- _WHAT THIS TASK INVOLVES_: Nothing but an exact copy of the data should be given.

- _DATASET RECORDS_:

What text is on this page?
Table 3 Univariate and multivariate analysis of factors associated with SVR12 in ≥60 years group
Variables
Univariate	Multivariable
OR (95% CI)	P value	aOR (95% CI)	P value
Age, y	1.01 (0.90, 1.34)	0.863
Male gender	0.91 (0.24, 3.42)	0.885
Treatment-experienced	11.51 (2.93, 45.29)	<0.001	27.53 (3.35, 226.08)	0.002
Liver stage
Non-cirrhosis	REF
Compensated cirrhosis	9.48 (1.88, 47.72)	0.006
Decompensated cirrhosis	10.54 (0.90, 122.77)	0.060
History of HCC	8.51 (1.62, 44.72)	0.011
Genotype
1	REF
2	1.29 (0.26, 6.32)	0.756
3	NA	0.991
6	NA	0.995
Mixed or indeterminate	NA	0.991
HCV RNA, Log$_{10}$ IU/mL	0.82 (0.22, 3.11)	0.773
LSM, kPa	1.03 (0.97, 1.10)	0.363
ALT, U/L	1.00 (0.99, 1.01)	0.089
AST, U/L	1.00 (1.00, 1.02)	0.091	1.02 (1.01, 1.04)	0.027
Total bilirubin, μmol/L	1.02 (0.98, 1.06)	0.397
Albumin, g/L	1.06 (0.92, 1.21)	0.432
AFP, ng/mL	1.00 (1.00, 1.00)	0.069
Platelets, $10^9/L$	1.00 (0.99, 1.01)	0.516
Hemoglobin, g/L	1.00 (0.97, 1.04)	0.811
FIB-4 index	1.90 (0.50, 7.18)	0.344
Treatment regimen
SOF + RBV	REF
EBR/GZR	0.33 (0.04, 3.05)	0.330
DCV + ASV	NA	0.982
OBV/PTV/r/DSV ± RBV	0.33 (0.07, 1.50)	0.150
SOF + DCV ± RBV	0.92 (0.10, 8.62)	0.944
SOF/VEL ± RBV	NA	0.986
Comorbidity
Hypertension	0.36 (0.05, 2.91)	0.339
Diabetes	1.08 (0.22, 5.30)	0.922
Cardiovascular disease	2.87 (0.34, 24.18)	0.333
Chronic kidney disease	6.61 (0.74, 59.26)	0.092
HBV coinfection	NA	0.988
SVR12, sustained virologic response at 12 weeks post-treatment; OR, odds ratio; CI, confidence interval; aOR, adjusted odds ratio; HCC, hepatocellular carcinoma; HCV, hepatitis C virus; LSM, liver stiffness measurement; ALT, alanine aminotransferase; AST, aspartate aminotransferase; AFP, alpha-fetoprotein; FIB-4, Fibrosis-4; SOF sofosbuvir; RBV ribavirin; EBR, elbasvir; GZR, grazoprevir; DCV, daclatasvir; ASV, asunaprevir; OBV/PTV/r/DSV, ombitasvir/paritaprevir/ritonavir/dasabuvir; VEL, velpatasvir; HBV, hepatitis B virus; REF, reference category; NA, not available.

- _OUTPUT FOR THIS EXERCISE_:
What text is on this page?
Table 3 Univariate and multivariate analysis of factors associated with SVR12 in ≥60 years group
Variables
Univariate	Multivariable
OR (95% CI)	P value	aOR (95% CI)	P value
Age, y	1.01 (0.90, 1.34)	0.863
Male gender	0.91 (0.24, 3.42)	0.885
Treatment-experienced	11.51 (2.93, 45.29)	<0.001	27.53 (3.35, 226.08)	0.002
Liver stage
Non-cirrhosis	REF
Compensated cirrhosis	9.48 (1.88, 47.72)	0.006
Decompensated cirrhosis	10.54 (0.90, 122.77)	0.060
History of HCC	8.51 (1.62, 44.72)	0.011
Genotype
1	REF
2	1.29 (0.26, 6.32)	0.756
3	NA	0.991
6	NA	0.995
Mixed or indeterminate	NA	0.991
HCV RNA, Log$_{10}$ IU/mL	0.82 (0.22, 3.11)	0.773
LSM, kPa	1.03 (0.97, 1.10)	0.363
ALT, U/L	1.00 (0.99, 1.01)	0.089
AST, U/L	1.00 (1.00, 1.02)	0.091	1.02 (1.01, 1.04)	0.027
Total bilirubin, μmol/L	1.02 (0.98, 1.06)	0.397
Albumin, g/L	1.06 (0.92, 1.21)	0.432
AFP, ng/mL	1.00 (1.00, 1.00)	0.069
Platelets, $10^9/L$	1.00 (0.99, 1.01)	0.516
Hemoglobin, g/L	1.00 (0.97, 1.04)	0.811
FIB-4 index	1.90 (0.50, 7.18)	0.344
Treatment regimen
SOF + RBV	REF
EBR/GZR	0.33 (0.04, 3.05)	0.330
DCV + ASV	NA	0.982
OBV/PTV/r/DSV ± RBV	0.33 (0.07, 1.50)	0.150
SOF + DCV ± RBV	0.92 (0.10, 8.62)	0.944
SOF/VEL ± RBV	NA	0.986
Comorbidity
Hypertension	0.36 (0.05, 2.91)	0.339
Diabetes	1.08 (0.22, 5.30)	0.922
Cardiovascular disease	2.87 (0.34, 24.18)	0.333
Chronic kidney disease	6.61 (0.74, 59.26)	0.092
HBV coinfection	NA	0.988
SVR12, sustained virologic response at 12 weeks post-treatment; OR, odds ratio; CI, confidence interval; aOR, adjusted odds ratio; HCC, hepatocellular carcinoma; HCV, hepatitis C virus; LSM, liver stiffness measurement; ALT, alanine aminotransferase; AST, aspartate aminotransferase; AFP, alpha-fetoprotein; FIB-4, Fibrosis-4; SOF sofosbuvir; RBV ribavirin; EBR, elbasvir; GZR, grazoprevir; DCV, daclatasvir; ASV, asunaprevir; OBV/PTV/r/DSV, ombitasvir/paritaprevir/ritonavir/dasabuvir; VEL, velpatasvir; HBV, hepatitis B virus; REF, reference category; NA, not available.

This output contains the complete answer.